WORK INSTRUCTION :: Comb through the entries for "page" and pull out each line that holds it.

________

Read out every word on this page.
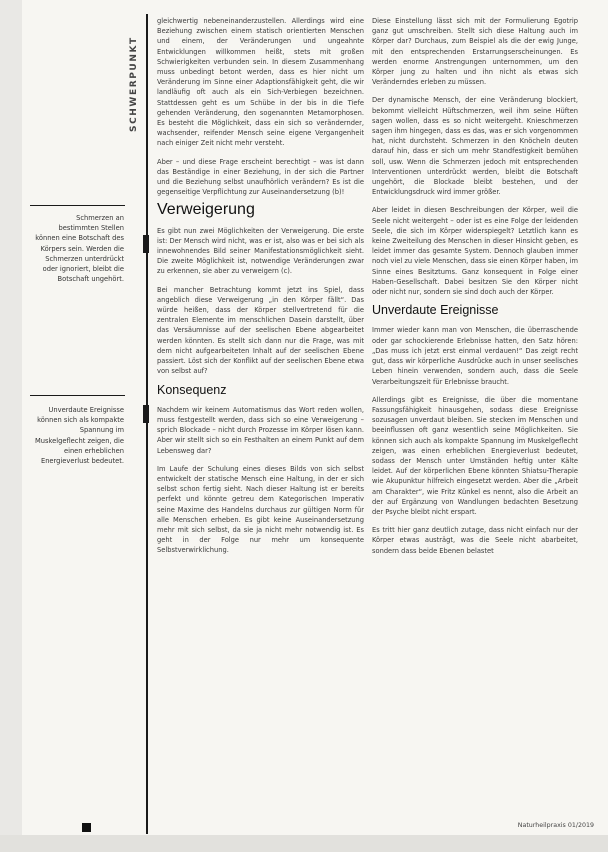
SCHWERPUNKT
Schmerzen an bestimmten Stellen können eine Botschaft des Körpers sein. Werden die Schmerzen unterdrückt oder ignoriert, bleibt die Botschaft ungehört.
Unverdaute Ereignisse können sich als kompakte Spannung im Muskelgeflecht zeigen, die einen erheblichen Energieverlust bedeutet.

gleichwertig nebeneinanderzustellen. Allerdings wird eine Beziehung zwischen einem statisch orientierten Menschen und einem, der Veränderungen und ungeahnte Entwicklungen willkommen heißt, stets mit großen Schwierigkeiten verbunden sein. In diesem Zusammenhang muss unbedingt betont werden, dass es hier nicht um Veränderung im Sinne einer Adaptionsfähigkeit geht, die wir landläufig oft auch als ein Sich-Verbiegen bezeichnen. Stattdessen geht es um Schübe in der bis in die Tiefe gehenden Veränderung, den sogenannten Metamorphosen. Es besteht die Möglichkeit, dass ein sich so verändernder, wachsender, reifender Mensch seine eigene Vergangenheit nach einiger Zeit nicht mehr versteht.

Aber – und diese Frage erscheint berechtigt – was ist dann das Beständige in einer Beziehung, in der sich die Partner und die Beziehung selbst unaufhörlich verändern? Es ist die gegenseitige Verpflichtung zur Auseinandersetzung (b)!

Verweigerung

Es gibt nun zwei Möglichkeiten der Verweigerung. Die erste ist: Der Mensch wird nicht, was er ist, also was er bei sich als innewohnendes Bild seiner Manifestationsmöglichkeit sieht. Die zweite Möglichkeit ist, notwendige Veränderungen zwar zu erkennen, sie aber zu verweigern (c).

Bei mancher Betrachtung kommt jetzt ins Spiel, dass angeblich diese Verweigerung „in den Körper fällt“. Das würde heißen, dass der Körper stellvertretend für die zentralen Elemente im menschlichen Dasein darstellt, über das Versäumnisse auf der seelischen Ebene abgearbeitet werden könnten. Es stellt sich dann nur die Frage, was mit dem nicht aufgearbeiteten Inhalt auf der seelischen Ebene passiert. Löst sich der Konflikt auf der seelischen Ebene etwa von selbst auf?

Konsequenz

Nachdem wir keinem Automatismus das Wort reden wollen, muss festgestellt werden, dass sich so eine Verweigerung – sprich Blockade – nicht durch Prozesse im Körper lösen kann. Aber wir stellt sich so ein Festhalten an einem Punkt auf dem Lebensweg dar?

Im Laufe der Schulung eines dieses Bilds von sich selbst entwickelt der statische Mensch eine Haltung, in der er sich selbst schon fertig sieht. Nach dieser Haltung ist er bereits perfekt und könnte getreu dem Kategorischen Imperativ seine Maxime des Handelns durchaus zur gültigen Norm für alle Menschen erheben. Es gibt keine Auseinandersetzung mehr mit sich selbst, da sie ja nicht mehr notwendig ist. Es geht in der Folge nur mehr um konsequente Selbstverwirklichung.

Diese Einstellung lässt sich mit der Formulierung Egotrip ganz gut umschreiben. Stellt sich diese Haltung auch im Körper dar? Durchaus, zum Beispiel als die der ewig Junge, mit den entsprechenden Erstarrungserscheinungen. Es werden enorme Anstrengungen unternommen, um den Körper jung zu halten und ihn nicht als etwas sich Veränderndes erleben zu müssen.

Der dynamische Mensch, der eine Veränderung blockiert, bekommt vielleicht Hüftschmerzen, weil ihm seine Hüften sagen wollen, dass es so nicht weitergeht. Knieschmerzen sagen ihm hingegen, dass es das, was er sich vorgenommen hat, nicht durchsteht. Schmerzen in den Knöcheln deuten darauf hin, dass er sich um mehr Standfestigkeit bemühen soll, usw. Wenn die Schmerzen jedoch mit entsprechenden Interventionen unterdrückt werden, bleibt die Botschaft ungehört, die Blockade bleibt bestehen, und der Entwicklungsdruck wird immer größer.

Aber leidet in diesen Beschreibungen der Körper, weil die Seele nicht weitergeht – oder ist es eine Folge der leidenden Seele, die sich im Körper widerspiegelt? Letztlich kann es keine Zweiteilung des Menschen in dieser Hinsicht geben, es leidet immer das gesamte System. Dennoch glauben immer noch viel zu viele Menschen, dass sie einen Körper haben, im Sinne eines Besitztums. Ganz konsequent in Folge einer Haben-Gesellschaft. Dabei besitzen Sie den Körper nicht oder nicht nur, sondern sie sind doch auch der Körper.

Unverdaute Ereignisse

Immer wieder kann man von Menschen, die überraschende oder gar schockierende Erlebnisse hatten, den Satz hören: „Das muss ich jetzt erst einmal verdauen!“ Das zeigt recht gut, dass wir körperliche Ausdrücke auch in unser seelisches Leben hinein verwenden, sondern auch, dass die Seele Verarbeitungszeit für Erlebnisse braucht.

Allerdings gibt es Ereignisse, die über die momentane Fassungsfähigkeit hinausgehen, sodass diese Ereignisse sozusagen unverdaut bleiben. Sie stecken im Menschen und beeinflussen oft ganz wesentlich seine Möglichkeiten. Sie können sich auch als kompakte Spannung im Muskelgeflecht zeigen, was einen erheblichen Energieverlust bedeutet, sodass der Mensch unter Umständen heftig unter Kälte leidet. Auf der körperlichen Ebene könnten Shiatsu-Therapie wie Akupunktur hilfreich eingesetzt werden. Aber die „Arbeit am Charakter“, wie Fritz Künkel es nennt, also die Arbeit an der auf Ergänzung von Wandlungen bedachten Besetzung der Psyche bleibt nicht erspart.

Es tritt hier ganz deutlich zutage, dass nicht einfach nur der Körper etwas austrägt, was die Seele nicht abarbeitet, sondern dass beide Ebenen belastet

Naturheilpraxis 01/2019
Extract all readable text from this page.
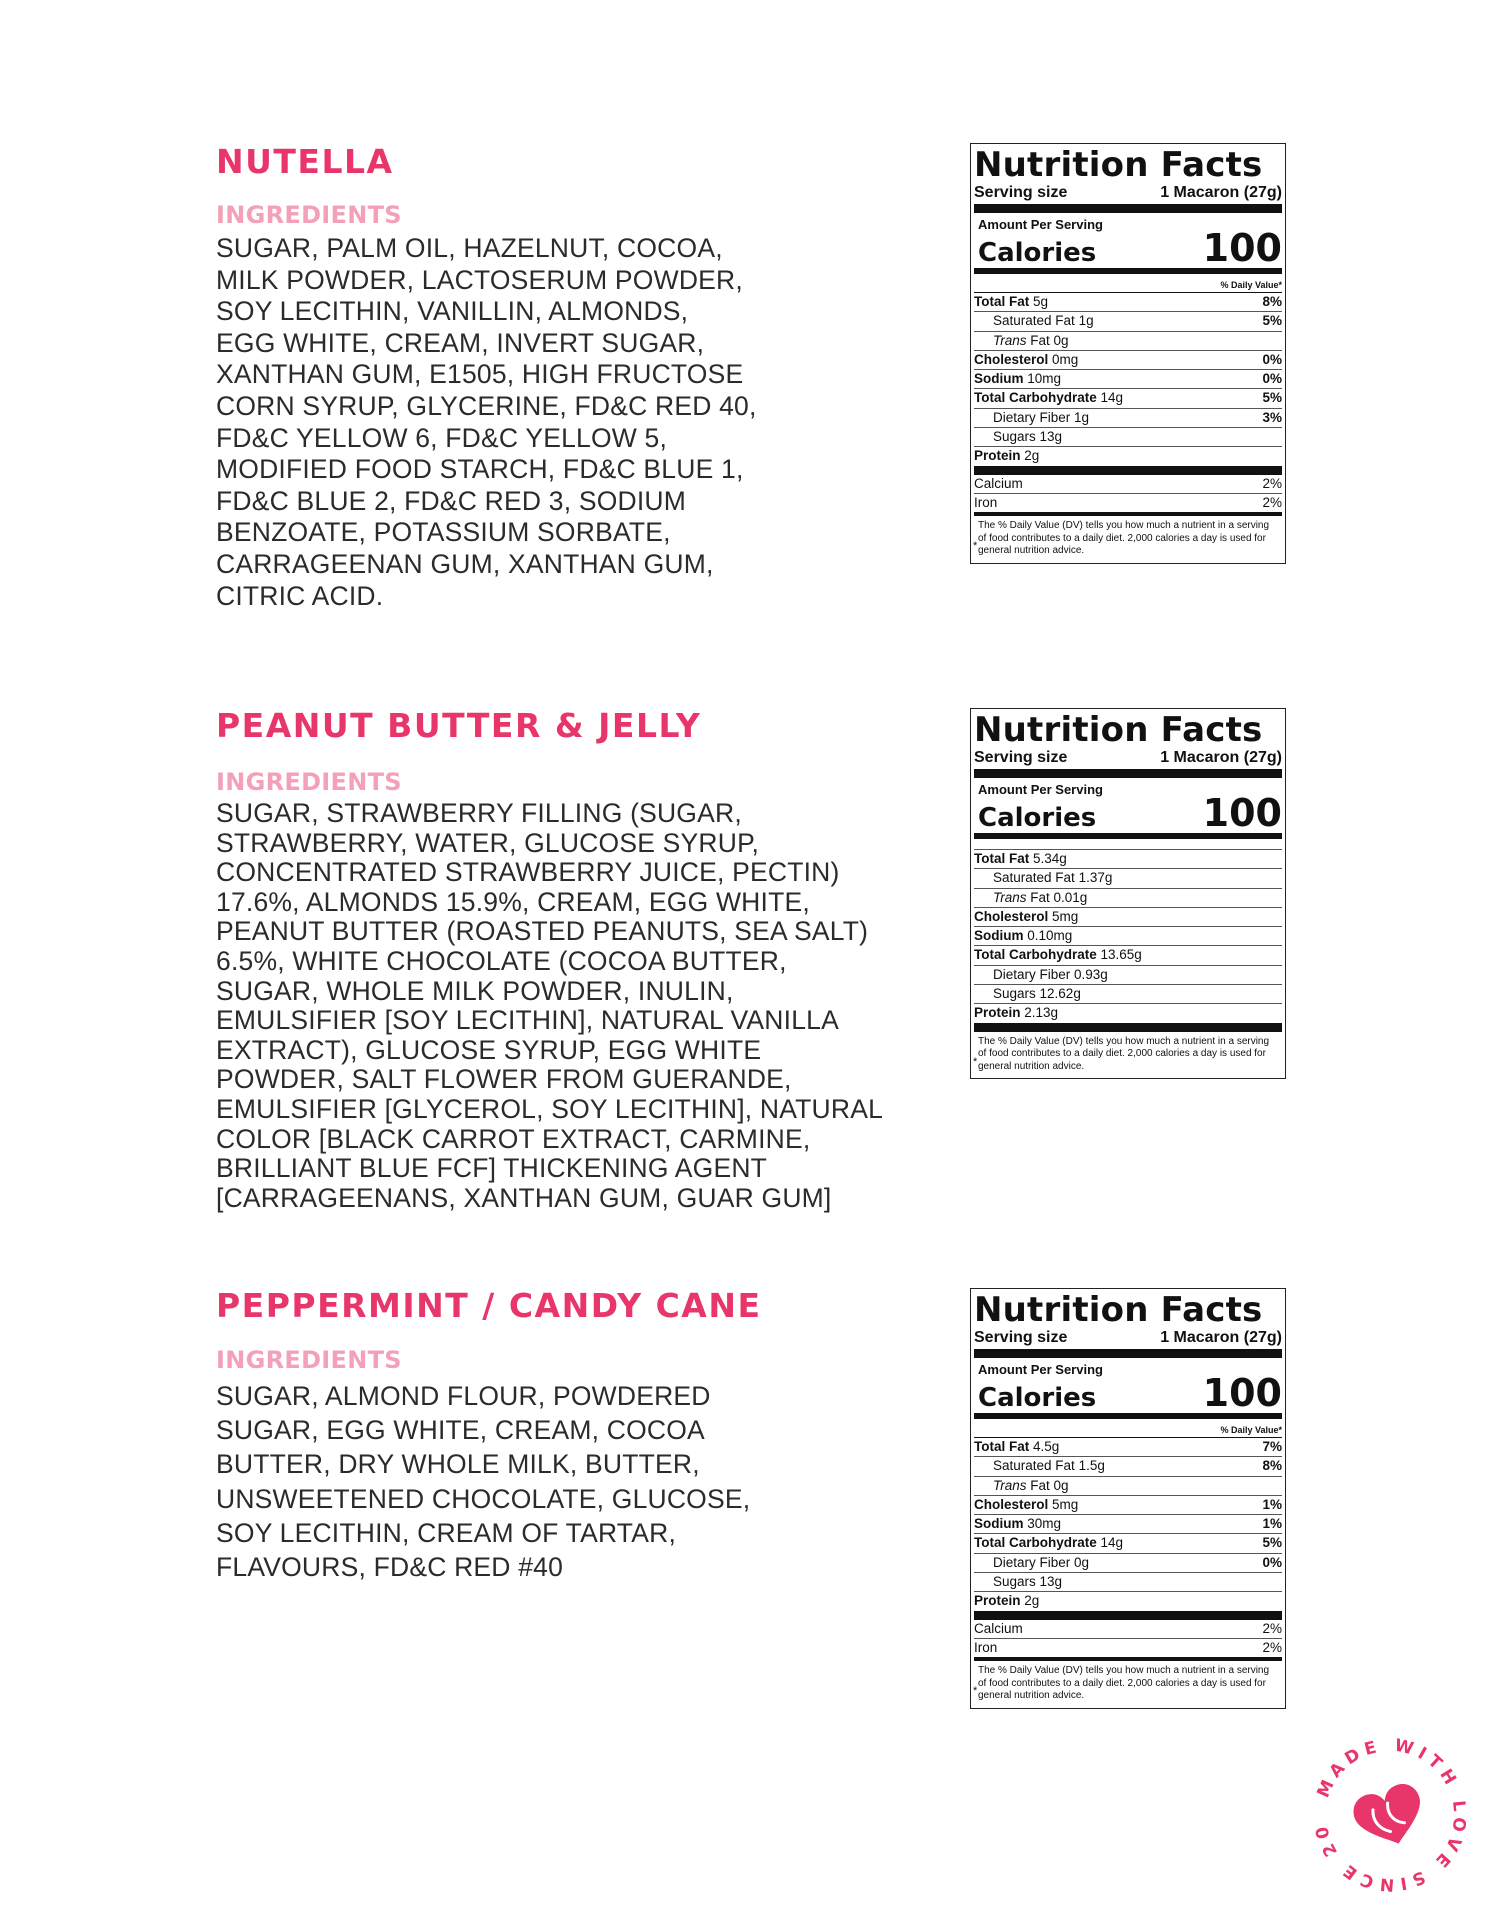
NUTELLA
INGREDIENTS
SUGAR, PALM OIL, HAZELNUT, COCOA,
MILK POWDER, LACTOSERUM POWDER,
SOY LECITHIN, VANILLIN, ALMONDS,
EGG WHITE, CREAM, INVERT SUGAR,
XANTHAN GUM, E1505, HIGH FRUCTOSE
CORN SYRUP, GLYCERINE, FD&C RED 40,
FD&C YELLOW 6, FD&C YELLOW 5,
MODIFIED FOOD STARCH, FD&C BLUE 1,
FD&C BLUE 2, FD&C RED 3, SODIUM
BENZOATE, POTASSIUM SORBATE,
CARRAGEENAN GUM, XANTHAN GUM,
CITRIC ACID.
Nutrition Facts
Serving size	1 Macaron (27g)
Amount Per Serving
Calories	100
% Daily Value*
Total Fat 5g	8%
Saturated Fat 1g	5%
Trans Fat 0g
Cholesterol 0mg	0%
Sodium 10mg	0%
Total Carbohydrate 14g	5%
Dietary Fiber 1g	3%
Sugars 13g
Protein 2g
Calcium	2%
Iron	2%
*
The % Daily Value (DV) tells you how much a nutrient in a serving of food contributes to a daily diet. 2,000 calories a day is used for general nutrition advice.
PEANUT BUTTER & JELLY
INGREDIENTS
SUGAR, STRAWBERRY FILLING (SUGAR,
STRAWBERRY, WATER, GLUCOSE SYRUP,
CONCENTRATED STRAWBERRY JUICE, PECTIN)
17.6%, ALMONDS 15.9%, CREAM, EGG WHITE,
PEANUT BUTTER (ROASTED PEANUTS, SEA SALT)
6.5%, WHITE CHOCOLATE (COCOA BUTTER,
SUGAR, WHOLE MILK POWDER, INULIN,
EMULSIFIER [SOY LECITHIN], NATURAL VANILLA
EXTRACT), GLUCOSE SYRUP, EGG WHITE
POWDER, SALT FLOWER FROM GUERANDE,
EMULSIFIER [GLYCEROL, SOY LECITHIN], NATURAL
COLOR [BLACK CARROT EXTRACT, CARMINE,
BRILLIANT BLUE FCF] THICKENING AGENT
[CARRAGEENANS, XANTHAN GUM, GUAR GUM]
Nutrition Facts
Serving size	1 Macaron (27g)
Amount Per Serving
Calories	100
Total Fat 5.34g
Saturated Fat 1.37g
Trans Fat 0.01g
Cholesterol 5mg
Sodium 0.10mg
Total Carbohydrate 13.65g
Dietary Fiber 0.93g
Sugars 12.62g
Protein 2.13g
*
The % Daily Value (DV) tells you how much a nutrient in a serving of food contributes to a daily diet. 2,000 calories a day is used for general nutrition advice.
PEPPERMINT / CANDY CANE
INGREDIENTS
SUGAR, ALMOND FLOUR, POWDERED
SUGAR, EGG WHITE, CREAM, COCOA
BUTTER, DRY WHOLE MILK, BUTTER,
UNSWEETENED CHOCOLATE, GLUCOSE,
SOY LECITHIN, CREAM OF TARTAR,
FLAVOURS, FD&C RED #40
Nutrition Facts
Serving size	1 Macaron (27g)
Amount Per Serving
Calories	100
% Daily Value*
Total Fat 4.5g	7%
Saturated Fat 1.5g	8%
Trans Fat 0g
Cholesterol 5mg	1%
Sodium 30mg	1%
Total Carbohydrate 14g	5%
Dietary Fiber 0g	0%
Sugars 13g
Protein 2g
Calcium	2%
Iron	2%
*
The % Daily Value (DV) tells you how much a nutrient in a serving of food contributes to a daily diet. 2,000 calories a day is used for general nutrition advice.
MADE WITH LOVE SINCE 20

________

RESULT OF THIS EXERCISE ::
Read out every word on this page.
Extract all readable text from this page.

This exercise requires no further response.